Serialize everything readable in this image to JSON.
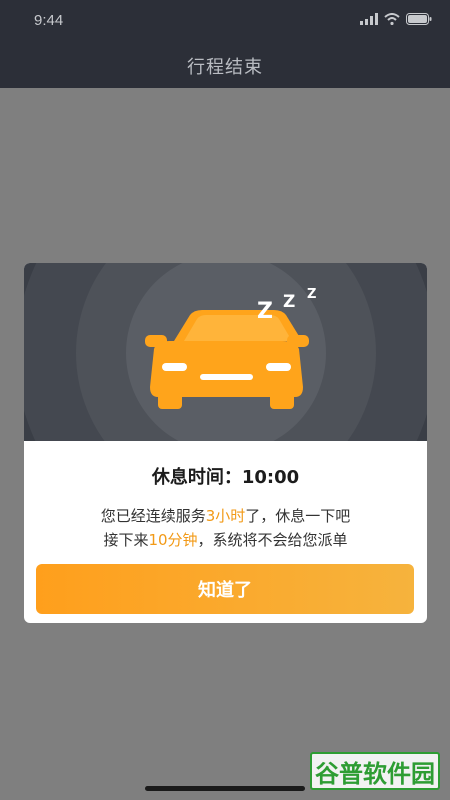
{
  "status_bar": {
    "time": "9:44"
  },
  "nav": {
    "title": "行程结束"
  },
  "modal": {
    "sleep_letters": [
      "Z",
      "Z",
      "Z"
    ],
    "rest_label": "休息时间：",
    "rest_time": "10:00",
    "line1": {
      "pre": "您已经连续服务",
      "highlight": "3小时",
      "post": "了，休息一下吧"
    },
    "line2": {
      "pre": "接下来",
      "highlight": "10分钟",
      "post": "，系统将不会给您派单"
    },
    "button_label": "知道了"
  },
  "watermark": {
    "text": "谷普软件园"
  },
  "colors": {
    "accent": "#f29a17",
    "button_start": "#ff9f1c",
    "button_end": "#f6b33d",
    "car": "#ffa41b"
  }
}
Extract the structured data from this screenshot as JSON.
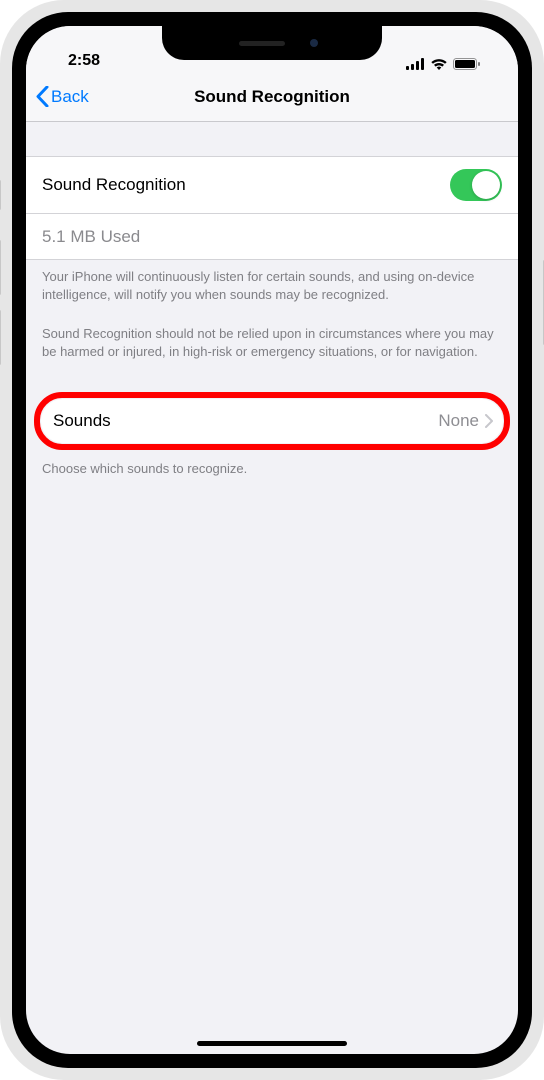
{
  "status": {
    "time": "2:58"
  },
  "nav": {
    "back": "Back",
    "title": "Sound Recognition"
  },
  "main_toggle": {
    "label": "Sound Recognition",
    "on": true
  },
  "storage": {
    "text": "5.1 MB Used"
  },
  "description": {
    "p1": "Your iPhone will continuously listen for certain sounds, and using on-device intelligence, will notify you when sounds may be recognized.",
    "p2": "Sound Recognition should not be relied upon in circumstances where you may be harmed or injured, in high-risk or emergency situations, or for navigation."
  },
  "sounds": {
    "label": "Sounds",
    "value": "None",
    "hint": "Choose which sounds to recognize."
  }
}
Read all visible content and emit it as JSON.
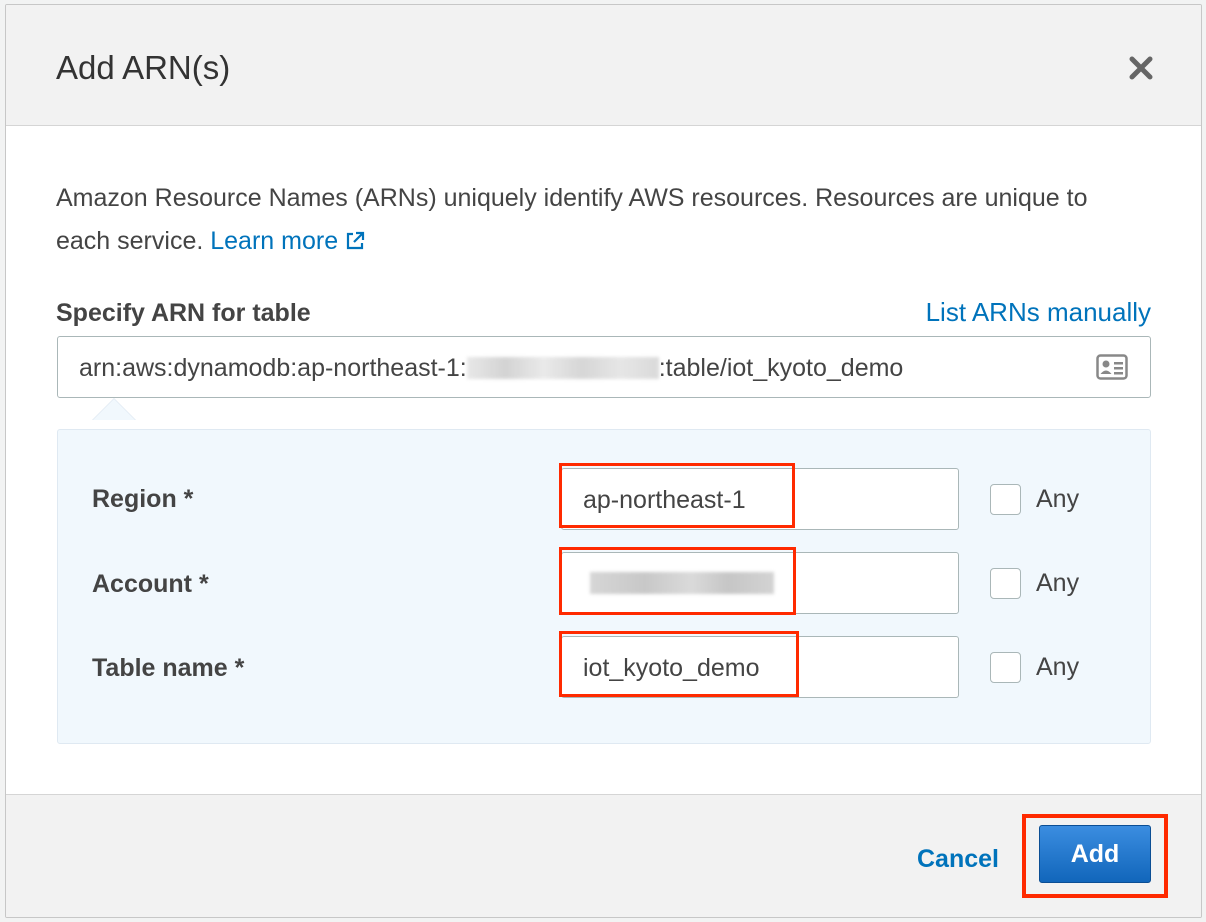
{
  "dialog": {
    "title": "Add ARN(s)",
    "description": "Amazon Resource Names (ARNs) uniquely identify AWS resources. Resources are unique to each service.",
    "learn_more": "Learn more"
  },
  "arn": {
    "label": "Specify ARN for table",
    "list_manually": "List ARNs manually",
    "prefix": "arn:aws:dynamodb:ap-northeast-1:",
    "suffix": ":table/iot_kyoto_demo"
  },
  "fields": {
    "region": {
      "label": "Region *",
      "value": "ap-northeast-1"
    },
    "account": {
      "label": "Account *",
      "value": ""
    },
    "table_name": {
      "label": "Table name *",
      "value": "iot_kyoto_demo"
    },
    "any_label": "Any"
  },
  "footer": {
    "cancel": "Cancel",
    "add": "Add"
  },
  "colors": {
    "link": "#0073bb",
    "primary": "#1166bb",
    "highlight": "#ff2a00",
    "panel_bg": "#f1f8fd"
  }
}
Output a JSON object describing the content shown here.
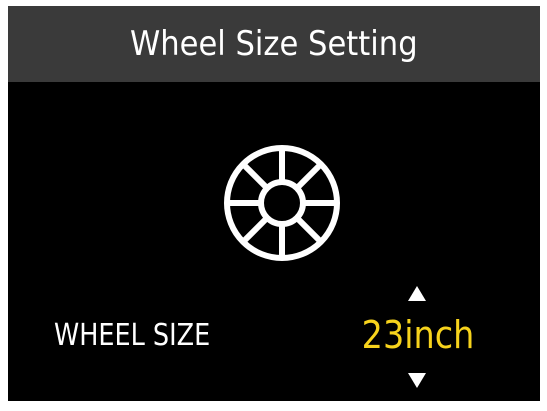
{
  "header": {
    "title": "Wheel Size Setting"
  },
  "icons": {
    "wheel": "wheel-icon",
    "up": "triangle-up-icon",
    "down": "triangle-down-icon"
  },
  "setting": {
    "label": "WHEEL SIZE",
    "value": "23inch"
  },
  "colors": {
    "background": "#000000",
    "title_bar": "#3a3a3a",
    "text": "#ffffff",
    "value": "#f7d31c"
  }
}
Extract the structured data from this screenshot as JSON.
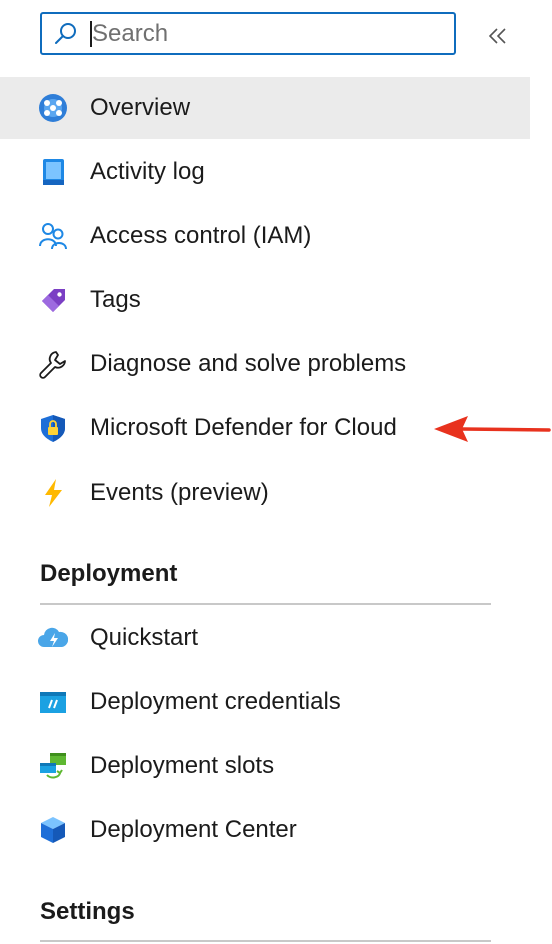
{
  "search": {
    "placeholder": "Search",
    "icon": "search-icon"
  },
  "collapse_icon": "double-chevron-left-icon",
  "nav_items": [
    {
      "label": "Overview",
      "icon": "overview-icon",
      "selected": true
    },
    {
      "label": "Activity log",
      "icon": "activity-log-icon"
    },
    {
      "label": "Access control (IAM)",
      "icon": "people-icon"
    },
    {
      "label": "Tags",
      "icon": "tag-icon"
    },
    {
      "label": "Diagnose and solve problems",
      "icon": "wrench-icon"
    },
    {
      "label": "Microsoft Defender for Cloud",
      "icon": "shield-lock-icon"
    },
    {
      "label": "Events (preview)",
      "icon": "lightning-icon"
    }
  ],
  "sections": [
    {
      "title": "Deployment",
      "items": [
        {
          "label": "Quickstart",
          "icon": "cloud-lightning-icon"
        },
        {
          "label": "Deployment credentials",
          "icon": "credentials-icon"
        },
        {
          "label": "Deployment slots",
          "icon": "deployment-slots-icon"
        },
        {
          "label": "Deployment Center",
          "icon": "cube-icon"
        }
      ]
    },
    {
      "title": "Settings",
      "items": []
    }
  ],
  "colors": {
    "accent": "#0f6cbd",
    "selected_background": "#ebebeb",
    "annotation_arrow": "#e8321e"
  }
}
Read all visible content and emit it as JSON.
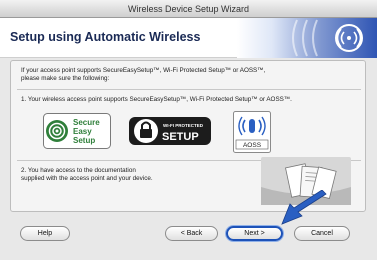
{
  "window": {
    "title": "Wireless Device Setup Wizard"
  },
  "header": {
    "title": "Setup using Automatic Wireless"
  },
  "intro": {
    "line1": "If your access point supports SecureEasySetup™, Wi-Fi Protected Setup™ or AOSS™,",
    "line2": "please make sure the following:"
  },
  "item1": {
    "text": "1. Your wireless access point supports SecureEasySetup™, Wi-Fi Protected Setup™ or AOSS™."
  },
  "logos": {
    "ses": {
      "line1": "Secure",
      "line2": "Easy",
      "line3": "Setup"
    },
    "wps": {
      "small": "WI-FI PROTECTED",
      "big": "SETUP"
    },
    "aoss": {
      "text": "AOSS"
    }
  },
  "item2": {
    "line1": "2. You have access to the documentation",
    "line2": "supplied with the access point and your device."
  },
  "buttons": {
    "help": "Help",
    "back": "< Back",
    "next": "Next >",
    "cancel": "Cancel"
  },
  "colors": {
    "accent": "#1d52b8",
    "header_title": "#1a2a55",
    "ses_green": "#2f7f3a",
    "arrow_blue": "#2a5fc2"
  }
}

Work to do: Print the full listing exactly, dropping the pictures.

Complete response:
Serialize everything readable in this image to JSON.
{
  "status_bar": {
    "time": "9:44"
  },
  "nav": {
    "title": "行程结束"
  },
  "modal": {
    "sleep_letters": [
      "Z",
      "Z",
      "Z"
    ],
    "rest_label": "休息时间：",
    "rest_time": "10:00",
    "line1": {
      "pre": "您已经连续服务",
      "highlight": "3小时",
      "post": "了，休息一下吧"
    },
    "line2": {
      "pre": "接下来",
      "highlight": "10分钟",
      "post": "，系统将不会给您派单"
    },
    "button_label": "知道了"
  },
  "watermark": {
    "text": "谷普软件园"
  },
  "colors": {
    "accent": "#f29a17",
    "button_start": "#ff9f1c",
    "button_end": "#f6b33d",
    "car": "#ffa41b"
  }
}
Extract the structured data from this screenshot as JSON.
{
  "status": {
    "time": "2:58"
  },
  "nav": {
    "back": "Back",
    "title": "Sound Recognition"
  },
  "main_toggle": {
    "label": "Sound Recognition",
    "on": true
  },
  "storage": {
    "text": "5.1 MB Used"
  },
  "description": {
    "p1": "Your iPhone will continuously listen for certain sounds, and using on-device intelligence, will notify you when sounds may be recognized.",
    "p2": "Sound Recognition should not be relied upon in circumstances where you may be harmed or injured, in high-risk or emergency situations, or for navigation."
  },
  "sounds": {
    "label": "Sounds",
    "value": "None",
    "hint": "Choose which sounds to recognize."
  }
}
Read all visible content and emit it as JSON.
{
  "dialog": {
    "title": "Add ARN(s)",
    "description": "Amazon Resource Names (ARNs) uniquely identify AWS resources. Resources are unique to each service.",
    "learn_more": "Learn more"
  },
  "arn": {
    "label": "Specify ARN for table",
    "list_manually": "List ARNs manually",
    "prefix": "arn:aws:dynamodb:ap-northeast-1:",
    "suffix": ":table/iot_kyoto_demo"
  },
  "fields": {
    "region": {
      "label": "Region *",
      "value": "ap-northeast-1"
    },
    "account": {
      "label": "Account *",
      "value": ""
    },
    "table_name": {
      "label": "Table name *",
      "value": "iot_kyoto_demo"
    },
    "any_label": "Any"
  },
  "footer": {
    "cancel": "Cancel",
    "add": "Add"
  },
  "colors": {
    "link": "#0073bb",
    "primary": "#1166bb",
    "highlight": "#ff2a00",
    "panel_bg": "#f1f8fd"
  }
}
Output a JSON object describing the content shown here.
{
  "header": {
    "title": "Wheel Size Setting"
  },
  "icons": {
    "wheel": "wheel-icon",
    "up": "triangle-up-icon",
    "down": "triangle-down-icon"
  },
  "setting": {
    "label": "WHEEL SIZE",
    "value": "23inch"
  },
  "colors": {
    "background": "#000000",
    "title_bar": "#3a3a3a",
    "text": "#ffffff",
    "value": "#f7d31c"
  }
}
Extract the structured data from this screenshot as JSON.
{
  "search": {
    "placeholder": "Search",
    "icon": "search-icon"
  },
  "collapse_icon": "double-chevron-left-icon",
  "nav_items": [
    {
      "label": "Overview",
      "icon": "overview-icon",
      "selected": true
    },
    {
      "label": "Activity log",
      "icon": "activity-log-icon"
    },
    {
      "label": "Access control (IAM)",
      "icon": "people-icon"
    },
    {
      "label": "Tags",
      "icon": "tag-icon"
    },
    {
      "label": "Diagnose and solve problems",
      "icon": "wrench-icon"
    },
    {
      "label": "Microsoft Defender for Cloud",
      "icon": "shield-lock-icon"
    },
    {
      "label": "Events (preview)",
      "icon": "lightning-icon"
    }
  ],
  "sections": [
    {
      "title": "Deployment",
      "items": [
        {
          "label": "Quickstart",
          "icon": "cloud-lightning-icon"
        },
        {
          "label": "Deployment credentials",
          "icon": "credentials-icon"
        },
        {
          "label": "Deployment slots",
          "icon": "deployment-slots-icon"
        },
        {
          "label": "Deployment Center",
          "icon": "cube-icon"
        }
      ]
    },
    {
      "title": "Settings",
      "items": []
    }
  ],
  "colors": {
    "accent": "#0f6cbd",
    "selected_background": "#ebebeb",
    "annotation_arrow": "#e8321e"
  }
}
Read all visible content and emit it as JSON.
{
  "window": {
    "title": "Wireless Device Setup Wizard"
  },
  "header": {
    "title": "Setup using Automatic Wireless"
  },
  "intro": {
    "line1": "If your access point supports SecureEasySetup™, Wi-Fi Protected Setup™ or AOSS™,",
    "line2": "please make sure the following:"
  },
  "item1": {
    "text": "1. Your wireless access point supports SecureEasySetup™, Wi-Fi Protected Setup™ or AOSS™."
  },
  "logos": {
    "ses": {
      "line1": "Secure",
      "line2": "Easy",
      "line3": "Setup"
    },
    "wps": {
      "small": "WI-FI PROTECTED",
      "big": "SETUP"
    },
    "aoss": {
      "text": "AOSS"
    }
  },
  "item2": {
    "line1": "2. You have access to the documentation",
    "line2": "supplied with the access point and your device."
  },
  "buttons": {
    "help": "Help",
    "back": "< Back",
    "next": "Next >",
    "cancel": "Cancel"
  },
  "colors": {
    "accent": "#1d52b8",
    "header_title": "#1a2a55",
    "ses_green": "#2f7f3a",
    "arrow_blue": "#2a5fc2"
  }
}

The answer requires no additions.